Document page transcript entries
---

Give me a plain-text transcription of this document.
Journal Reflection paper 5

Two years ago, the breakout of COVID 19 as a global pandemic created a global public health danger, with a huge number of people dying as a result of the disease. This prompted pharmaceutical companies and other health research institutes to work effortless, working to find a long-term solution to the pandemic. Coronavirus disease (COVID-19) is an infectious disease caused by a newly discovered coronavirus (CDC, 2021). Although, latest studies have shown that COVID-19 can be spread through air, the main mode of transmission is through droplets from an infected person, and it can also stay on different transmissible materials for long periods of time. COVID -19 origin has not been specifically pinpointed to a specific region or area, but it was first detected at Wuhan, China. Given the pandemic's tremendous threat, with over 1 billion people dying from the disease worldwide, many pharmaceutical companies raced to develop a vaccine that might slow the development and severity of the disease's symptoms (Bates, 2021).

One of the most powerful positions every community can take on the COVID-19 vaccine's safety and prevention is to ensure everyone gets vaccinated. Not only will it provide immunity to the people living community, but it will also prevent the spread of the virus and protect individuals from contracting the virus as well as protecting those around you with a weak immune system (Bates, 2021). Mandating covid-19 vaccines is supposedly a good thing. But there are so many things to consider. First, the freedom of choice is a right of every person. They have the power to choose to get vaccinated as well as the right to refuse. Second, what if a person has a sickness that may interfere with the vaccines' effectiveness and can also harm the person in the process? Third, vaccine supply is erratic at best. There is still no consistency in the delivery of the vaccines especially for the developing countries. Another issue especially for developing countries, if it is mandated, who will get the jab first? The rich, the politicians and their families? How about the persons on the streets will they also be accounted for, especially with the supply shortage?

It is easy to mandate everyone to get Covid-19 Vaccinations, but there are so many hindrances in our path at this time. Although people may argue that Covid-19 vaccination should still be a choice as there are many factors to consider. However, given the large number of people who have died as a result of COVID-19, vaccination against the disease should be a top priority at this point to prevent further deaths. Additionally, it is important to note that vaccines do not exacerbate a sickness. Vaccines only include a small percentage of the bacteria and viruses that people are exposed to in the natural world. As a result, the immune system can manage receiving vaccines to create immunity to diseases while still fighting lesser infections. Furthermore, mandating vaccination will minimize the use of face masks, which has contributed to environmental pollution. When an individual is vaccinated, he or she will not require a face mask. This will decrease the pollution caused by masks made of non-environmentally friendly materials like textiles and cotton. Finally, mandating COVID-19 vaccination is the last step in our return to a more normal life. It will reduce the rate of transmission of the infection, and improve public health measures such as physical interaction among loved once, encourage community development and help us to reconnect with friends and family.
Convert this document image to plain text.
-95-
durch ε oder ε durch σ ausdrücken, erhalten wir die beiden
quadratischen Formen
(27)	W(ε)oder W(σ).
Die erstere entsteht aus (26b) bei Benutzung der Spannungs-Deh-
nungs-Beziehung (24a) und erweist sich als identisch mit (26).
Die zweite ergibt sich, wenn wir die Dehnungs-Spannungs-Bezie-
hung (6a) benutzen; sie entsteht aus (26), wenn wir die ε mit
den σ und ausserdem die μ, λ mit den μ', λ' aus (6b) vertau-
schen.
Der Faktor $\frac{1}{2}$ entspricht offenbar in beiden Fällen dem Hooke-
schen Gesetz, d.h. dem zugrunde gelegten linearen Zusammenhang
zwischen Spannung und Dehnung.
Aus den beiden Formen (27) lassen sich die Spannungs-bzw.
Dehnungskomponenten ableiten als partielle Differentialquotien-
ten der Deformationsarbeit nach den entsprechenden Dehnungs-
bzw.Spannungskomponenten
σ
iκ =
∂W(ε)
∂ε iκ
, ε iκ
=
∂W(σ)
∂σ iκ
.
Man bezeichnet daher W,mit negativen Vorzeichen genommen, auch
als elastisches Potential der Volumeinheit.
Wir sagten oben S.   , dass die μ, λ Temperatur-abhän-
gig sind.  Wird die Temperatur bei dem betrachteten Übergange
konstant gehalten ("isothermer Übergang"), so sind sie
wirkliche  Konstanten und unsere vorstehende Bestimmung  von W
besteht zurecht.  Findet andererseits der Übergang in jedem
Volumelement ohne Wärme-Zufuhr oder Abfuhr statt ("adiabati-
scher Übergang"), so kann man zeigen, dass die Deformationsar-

---

● What you have to do
Write out all of the records above exactly as they appear.

● Answer below
Give me a plain-text transcription of this document.
Journal Reflection paper 5

Two years ago, the breakout of COVID 19 as a global pandemic created a global public health danger, with a huge number of people dying as a result of the disease. This prompted pharmaceutical companies and other health research institutes to work effortless, working to find a long-term solution to the pandemic. Coronavirus disease (COVID-19) is an infectious disease caused by a newly discovered coronavirus (CDC, 2021). Although, latest studies have shown that COVID-19 can be spread through air, the main mode of transmission is through droplets from an infected person, and it can also stay on different transmissible materials for long periods of time. COVID -19 origin has not been specifically pinpointed to a specific region or area, but it was first detected at Wuhan, China. Given the pandemic's tremendous threat, with over 1 billion people dying from the disease worldwide, many pharmaceutical companies raced to develop a vaccine that might slow the development and severity of the disease's symptoms (Bates, 2021).

One of the most powerful positions every community can take on the COVID-19 vaccine's safety and prevention is to ensure everyone gets vaccinated. Not only will it provide immunity to the people living community, but it will also prevent the spread of the virus and protect individuals from contracting the virus as well as protecting those around you with a weak immune system (Bates, 2021). Mandating covid-19 vaccines is supposedly a good thing. But there are so many things to consider. First, the freedom of choice is a right of every person. They have the power to choose to get vaccinated as well as the right to refuse. Second, what if a person has a sickness that may interfere with the vaccines' effectiveness and can also harm the person in the process? Third, vaccine supply is erratic at best. There is still no consistency in the delivery of the vaccines especially for the developing countries. Another issue especially for developing countries, if it is mandated, who will get the jab first? The rich, the politicians and their families? How about the persons on the streets will they also be accounted for, especially with the supply shortage?

It is easy to mandate everyone to get Covid-19 Vaccinations, but there are so many hindrances in our path at this time. Although people may argue that Covid-19 vaccination should still be a choice as there are many factors to consider. However, given the large number of people who have died as a result of COVID-19, vaccination against the disease should be a top priority at this point to prevent further deaths. Additionally, it is important to note that vaccines do not exacerbate a sickness. Vaccines only include a small percentage of the bacteria and viruses that people are exposed to in the natural world. As a result, the immune system can manage receiving vaccines to create immunity to diseases while still fighting lesser infections. Furthermore, mandating vaccination will minimize the use of face masks, which has contributed to environmental pollution. When an individual is vaccinated, he or she will not require a face mask. This will decrease the pollution caused by masks made of non-environmentally friendly materials like textiles and cotton. Finally, mandating COVID-19 vaccination is the last step in our return to a more normal life. It will reduce the rate of transmission of the infection, and improve public health measures such as physical interaction among loved once, encourage community development and help us to reconnect with friends and family.
Convert this document image to plain text.
-95-
durch ε oder ε durch σ ausdrücken, erhalten wir die beiden
quadratischen Formen
(27)	W(ε)oder W(σ).
Die erstere entsteht aus (26b) bei Benutzung der Spannungs-Deh-
nungs-Beziehung (24a) und erweist sich als identisch mit (26).
Die zweite ergibt sich, wenn wir die Dehnungs-Spannungs-Bezie-
hung (6a) benutzen; sie entsteht aus (26), wenn wir die ε mit
den σ und ausserdem die μ, λ mit den μ', λ' aus (6b) vertau-
schen.
Der Faktor $\frac{1}{2}$ entspricht offenbar in beiden Fällen dem Hooke-
schen Gesetz, d.h. dem zugrunde gelegten linearen Zusammenhang
zwischen Spannung und Dehnung.
Aus den beiden Formen (27) lassen sich die Spannungs-bzw.
Dehnungskomponenten ableiten als partielle Differentialquotien-
ten der Deformationsarbeit nach den entsprechenden Dehnungs-
bzw.Spannungskomponenten
σ
iκ =
∂W(ε)
∂ε iκ
, ε iκ
=
∂W(σ)
∂σ iκ
.
Man bezeichnet daher W,mit negativen Vorzeichen genommen, auch
als elastisches Potential der Volumeinheit.
Wir sagten oben S.   , dass die μ, λ Temperatur-abhän-
gig sind.  Wird die Temperatur bei dem betrachteten Übergange
konstant gehalten ("isothermer Übergang"), so sind sie
wirkliche  Konstanten und unsere vorstehende Bestimmung  von W
besteht zurecht.  Findet andererseits der Übergang in jedem
Volumelement ohne Wärme-Zufuhr oder Abfuhr statt ("adiabati-
scher Übergang"), so kann man zeigen, dass die Deformationsar-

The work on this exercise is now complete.